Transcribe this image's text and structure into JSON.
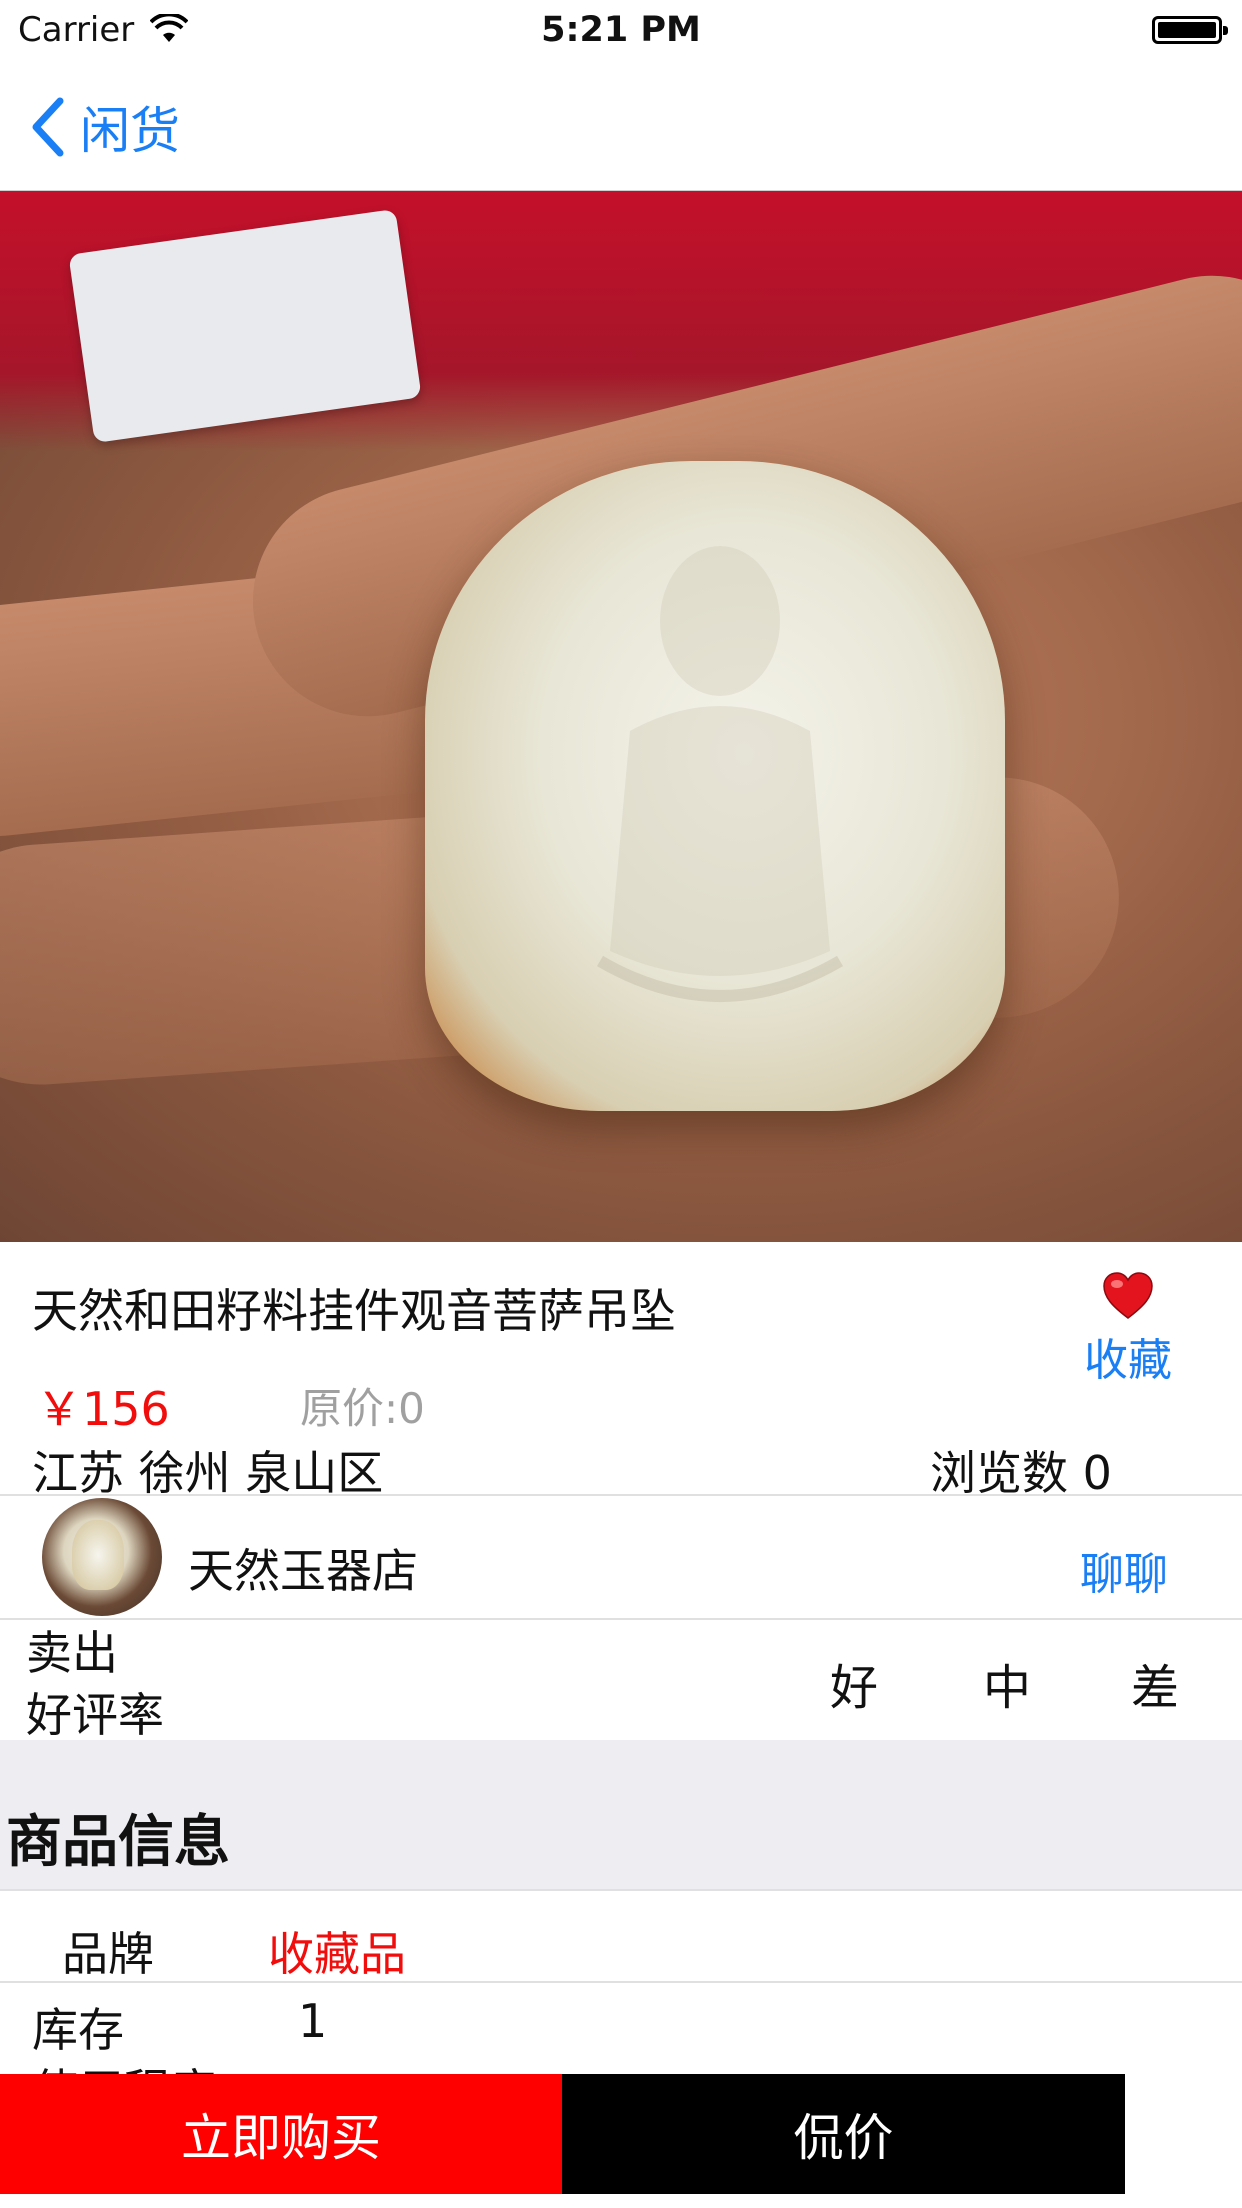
{
  "status_bar": {
    "carrier": "Carrier",
    "time": "5:21 PM"
  },
  "nav": {
    "back_label": "闲货"
  },
  "carousel": {
    "page_count": 2,
    "current_page": 1
  },
  "product": {
    "title": "天然和田籽料挂件观音菩萨吊坠",
    "favorite_label": "收藏",
    "price": "￥156",
    "original_price": "原价:0",
    "location": "江苏 徐州 泉山区",
    "views": "浏览数 0"
  },
  "seller": {
    "shop_name": "天然玉器店",
    "chat_label": "聊聊",
    "sold_label": "卖出",
    "rating_label": "好评率",
    "rating_good": "好",
    "rating_mid": "中",
    "rating_bad": "差"
  },
  "info_section": {
    "title": "商品信息",
    "brand_label": "品牌",
    "brand_value": "收藏品",
    "stock_label": "库存",
    "stock_value": "1",
    "usage_label": "使用程度"
  },
  "actions": {
    "buy_label": "立即购买",
    "bargain_label": "侃价"
  },
  "colors": {
    "accent_blue": "#1a7ef5",
    "price_red": "#f20d0d",
    "buy_red": "#ff0000",
    "bargain_black": "#000000"
  },
  "icons": [
    "wifi-icon",
    "battery-icon",
    "back-chevron-icon",
    "heart-icon"
  ]
}
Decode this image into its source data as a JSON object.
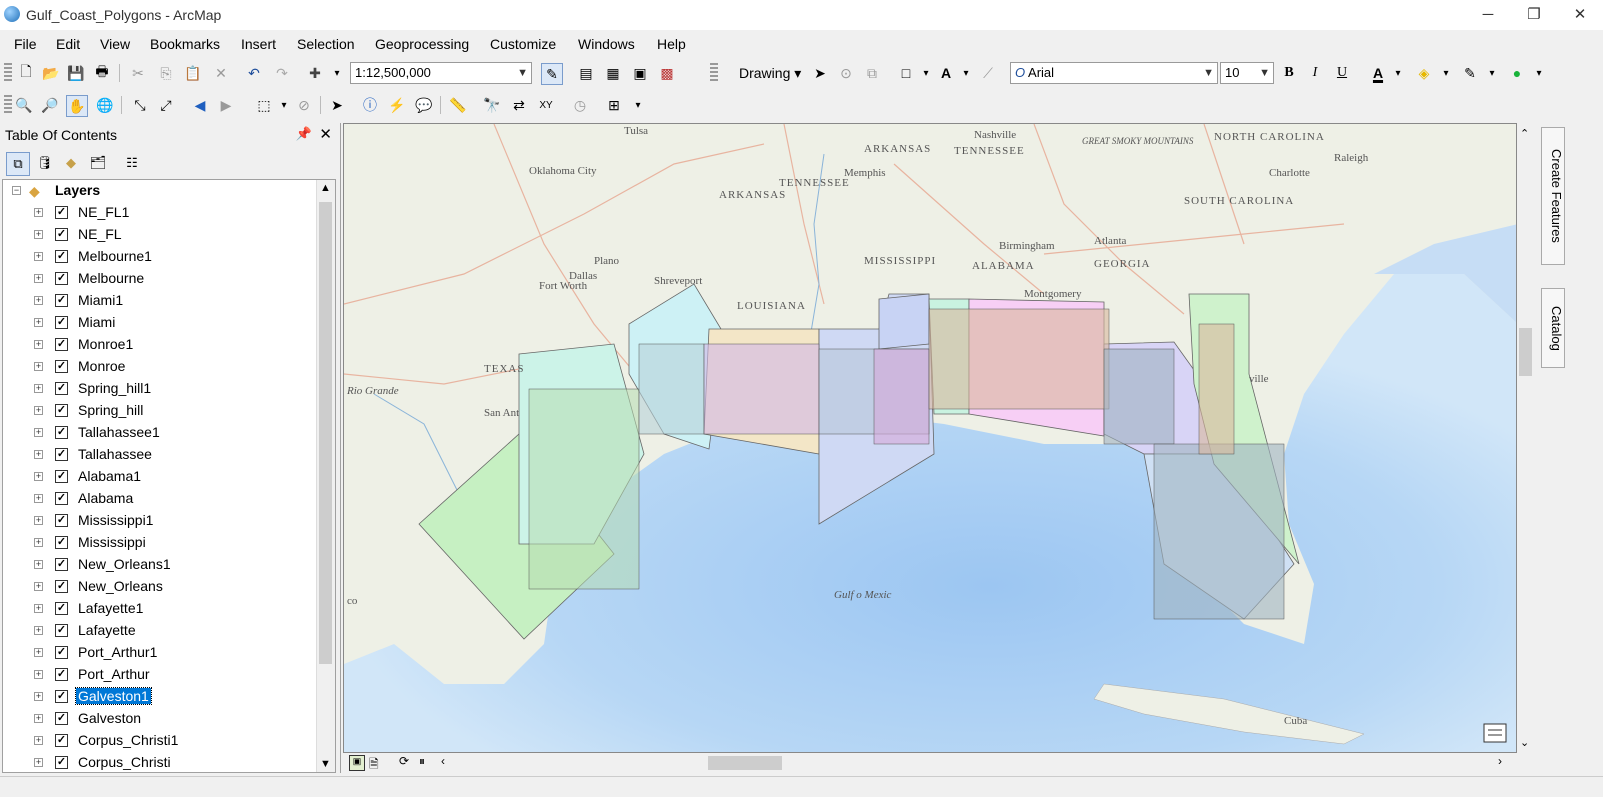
{
  "window": {
    "title": "Gulf_Coast_Polygons - ArcMap",
    "minimize_glyph": "─",
    "restore_glyph": "❐",
    "close_glyph": "✕"
  },
  "menu": [
    "File",
    "Edit",
    "View",
    "Bookmarks",
    "Insert",
    "Selection",
    "Geoprocessing",
    "Customize",
    "Windows",
    "Help"
  ],
  "toolbar": {
    "scale": "1:12,500,000",
    "drawing_label": "Drawing",
    "font_name": "Arial",
    "font_size": "10",
    "bold": "B",
    "italic": "I",
    "underline": "U",
    "font_color": "A"
  },
  "toc": {
    "title": "Table Of Contents",
    "root_label": "Layers",
    "layers": [
      {
        "name": "NE_FL1",
        "checked": true
      },
      {
        "name": "NE_FL",
        "checked": true
      },
      {
        "name": "Melbourne1",
        "checked": true
      },
      {
        "name": "Melbourne",
        "checked": true
      },
      {
        "name": "Miami1",
        "checked": true
      },
      {
        "name": "Miami",
        "checked": true
      },
      {
        "name": "Monroe1",
        "checked": true
      },
      {
        "name": "Monroe",
        "checked": true
      },
      {
        "name": "Spring_hill1",
        "checked": true
      },
      {
        "name": "Spring_hill",
        "checked": true
      },
      {
        "name": "Tallahassee1",
        "checked": true
      },
      {
        "name": "Tallahassee",
        "checked": true
      },
      {
        "name": "Alabama1",
        "checked": true
      },
      {
        "name": "Alabama",
        "checked": true
      },
      {
        "name": "Mississippi1",
        "checked": true
      },
      {
        "name": "Mississippi",
        "checked": true
      },
      {
        "name": "New_Orleans1",
        "checked": true
      },
      {
        "name": "New_Orleans",
        "checked": true
      },
      {
        "name": "Lafayette1",
        "checked": true
      },
      {
        "name": "Lafayette",
        "checked": true
      },
      {
        "name": "Port_Arthur1",
        "checked": true
      },
      {
        "name": "Port_Arthur",
        "checked": true
      },
      {
        "name": "Galveston1",
        "checked": true,
        "selected": true
      },
      {
        "name": "Galveston",
        "checked": true
      },
      {
        "name": "Corpus_Christi1",
        "checked": true
      },
      {
        "name": "Corpus_Christi",
        "checked": true
      }
    ]
  },
  "map": {
    "labels": [
      "ARKANSAS",
      "TENNESSEE",
      "Nashville",
      "NORTH CAROLINA",
      "Raleigh",
      "Charlotte",
      "SOUTH CAROLINA",
      "Oklahoma City",
      "Memphis",
      "TENNESSEE",
      "ARKANSAS",
      "MISSISSIPPI",
      "ALABAMA",
      "GEORGIA",
      "Birmingham",
      "Atlanta",
      "Montgomery",
      "LOUISIANA",
      "Shreveport",
      "Dallas",
      "Plano",
      "Fort Worth",
      "TEXAS",
      "San Ant",
      "Rio Grande",
      "Gulf o Mexic",
      "Cuba",
      "ville",
      "co",
      "Tulsa",
      "GREAT SMOKY MOUNTAINS"
    ],
    "polygon_colors": [
      "#c9f2e8",
      "#cdeef2",
      "#f2e2c4",
      "#e2c9f2",
      "#c9d4f2",
      "#f7d3f7",
      "#c9f2c9",
      "#d6d2f5",
      "#f2cfd8"
    ]
  },
  "dock": {
    "create_features": "Create Features",
    "catalog": "Catalog"
  }
}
════
**EXERCISE OBJECTIVE:**
Please transcribe the material above exactly as written. Leave the pictures out.

**ANSWER TO THE EXERCISE:**
Transcribe this image's text and structure into JSON.
{
  "status_bar": {
    "carrier": "Carrier",
    "time": "5:21 PM"
  },
  "nav": {
    "back_label": "闲货"
  },
  "carousel": {
    "page_count": 2,
    "current_page": 1
  },
  "product": {
    "title": "天然和田籽料挂件观音菩萨吊坠",
    "favorite_label": "收藏",
    "price": "￥156",
    "original_price": "原价:0",
    "location": "江苏 徐州 泉山区",
    "views": "浏览数 0"
  },
  "seller": {
    "shop_name": "天然玉器店",
    "chat_label": "聊聊",
    "sold_label": "卖出",
    "rating_label": "好评率",
    "rating_good": "好",
    "rating_mid": "中",
    "rating_bad": "差"
  },
  "info_section": {
    "title": "商品信息",
    "brand_label": "品牌",
    "brand_value": "收藏品",
    "stock_label": "库存",
    "stock_value": "1",
    "usage_label": "使用程度"
  },
  "actions": {
    "buy_label": "立即购买",
    "bargain_label": "侃价"
  },
  "colors": {
    "accent_blue": "#1a7ef5",
    "price_red": "#f20d0d",
    "buy_red": "#ff0000",
    "bargain_black": "#000000"
  },
  "icons": [
    "wifi-icon",
    "battery-icon",
    "back-chevron-icon",
    "heart-icon"
  ]
}
Decode this image into its source data as a JSON object.
{
  "window": {
    "title": "Gulf_Coast_Polygons - ArcMap",
    "minimize_glyph": "─",
    "restore_glyph": "❐",
    "close_glyph": "✕"
  },
  "menu": [
    "File",
    "Edit",
    "View",
    "Bookmarks",
    "Insert",
    "Selection",
    "Geoprocessing",
    "Customize",
    "Windows",
    "Help"
  ],
  "toolbar": {
    "scale": "1:12,500,000",
    "drawing_label": "Drawing",
    "font_name": "Arial",
    "font_size": "10",
    "bold": "B",
    "italic": "I",
    "underline": "U",
    "font_color": "A"
  },
  "toc": {
    "title": "Table Of Contents",
    "root_label": "Layers",
    "layers": [
      {
        "name": "NE_FL1",
        "checked": true
      },
      {
        "name": "NE_FL",
        "checked": true
      },
      {
        "name": "Melbourne1",
        "checked": true
      },
      {
        "name": "Melbourne",
        "checked": true
      },
      {
        "name": "Miami1",
        "checked": true
      },
      {
        "name": "Miami",
        "checked": true
      },
      {
        "name": "Monroe1",
        "checked": true
      },
      {
        "name": "Monroe",
        "checked": true
      },
      {
        "name": "Spring_hill1",
        "checked": true
      },
      {
        "name": "Spring_hill",
        "checked": true
      },
      {
        "name": "Tallahassee1",
        "checked": true
      },
      {
        "name": "Tallahassee",
        "checked": true
      },
      {
        "name": "Alabama1",
        "checked": true
      },
      {
        "name": "Alabama",
        "checked": true
      },
      {
        "name": "Mississippi1",
        "checked": true
      },
      {
        "name": "Mississippi",
        "checked": true
      },
      {
        "name": "New_Orleans1",
        "checked": true
      },
      {
        "name": "New_Orleans",
        "checked": true
      },
      {
        "name": "Lafayette1",
        "checked": true
      },
      {
        "name": "Lafayette",
        "checked": true
      },
      {
        "name": "Port_Arthur1",
        "checked": true
      },
      {
        "name": "Port_Arthur",
        "checked": true
      },
      {
        "name": "Galveston1",
        "checked": true,
        "selected": true
      },
      {
        "name": "Galveston",
        "checked": true
      },
      {
        "name": "Corpus_Christi1",
        "checked": true
      },
      {
        "name": "Corpus_Christi",
        "checked": true
      }
    ]
  },
  "map": {
    "labels": [
      "ARKANSAS",
      "TENNESSEE",
      "Nashville",
      "NORTH CAROLINA",
      "Raleigh",
      "Charlotte",
      "SOUTH CAROLINA",
      "Oklahoma City",
      "Memphis",
      "TENNESSEE",
      "ARKANSAS",
      "MISSISSIPPI",
      "ALABAMA",
      "GEORGIA",
      "Birmingham",
      "Atlanta",
      "Montgomery",
      "LOUISIANA",
      "Shreveport",
      "Dallas",
      "Plano",
      "Fort Worth",
      "TEXAS",
      "San Ant",
      "Rio Grande",
      "Gulf o Mexic",
      "Cuba",
      "ville",
      "co",
      "Tulsa",
      "GREAT SMOKY MOUNTAINS"
    ],
    "polygon_colors": [
      "#c9f2e8",
      "#cdeef2",
      "#f2e2c4",
      "#e2c9f2",
      "#c9d4f2",
      "#f7d3f7",
      "#c9f2c9",
      "#d6d2f5",
      "#f2cfd8"
    ]
  },
  "dock": {
    "create_features": "Create Features",
    "catalog": "Catalog"
  }
}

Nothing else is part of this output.